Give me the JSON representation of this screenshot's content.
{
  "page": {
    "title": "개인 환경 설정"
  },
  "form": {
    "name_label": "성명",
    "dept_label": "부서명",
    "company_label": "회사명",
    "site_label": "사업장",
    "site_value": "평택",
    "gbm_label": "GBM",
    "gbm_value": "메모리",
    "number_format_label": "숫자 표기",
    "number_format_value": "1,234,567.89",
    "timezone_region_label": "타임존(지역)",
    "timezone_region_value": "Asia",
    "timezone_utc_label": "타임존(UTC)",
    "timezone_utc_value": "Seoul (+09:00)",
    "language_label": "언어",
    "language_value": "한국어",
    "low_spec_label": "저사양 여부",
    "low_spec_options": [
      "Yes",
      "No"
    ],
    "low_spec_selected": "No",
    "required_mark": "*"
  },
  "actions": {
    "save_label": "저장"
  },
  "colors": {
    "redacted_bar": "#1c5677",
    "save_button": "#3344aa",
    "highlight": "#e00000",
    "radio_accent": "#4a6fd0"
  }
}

* What you need to do
Each entry above is to be set down again in exactly the same words.

* Complete response
Give me the JSON representation of this screenshot's content.
{
  "page": {
    "title": "개인 환경 설정"
  },
  "form": {
    "name_label": "성명",
    "dept_label": "부서명",
    "company_label": "회사명",
    "site_label": "사업장",
    "site_value": "평택",
    "gbm_label": "GBM",
    "gbm_value": "메모리",
    "number_format_label": "숫자 표기",
    "number_format_value": "1,234,567.89",
    "timezone_region_label": "타임존(지역)",
    "timezone_region_value": "Asia",
    "timezone_utc_label": "타임존(UTC)",
    "timezone_utc_value": "Seoul (+09:00)",
    "language_label": "언어",
    "language_value": "한국어",
    "low_spec_label": "저사양 여부",
    "low_spec_options": [
      "Yes",
      "No"
    ],
    "low_spec_selected": "No",
    "required_mark": "*"
  },
  "actions": {
    "save_label": "저장"
  },
  "colors": {
    "redacted_bar": "#1c5677",
    "save_button": "#3344aa",
    "highlight": "#e00000",
    "radio_accent": "#4a6fd0"
  }
}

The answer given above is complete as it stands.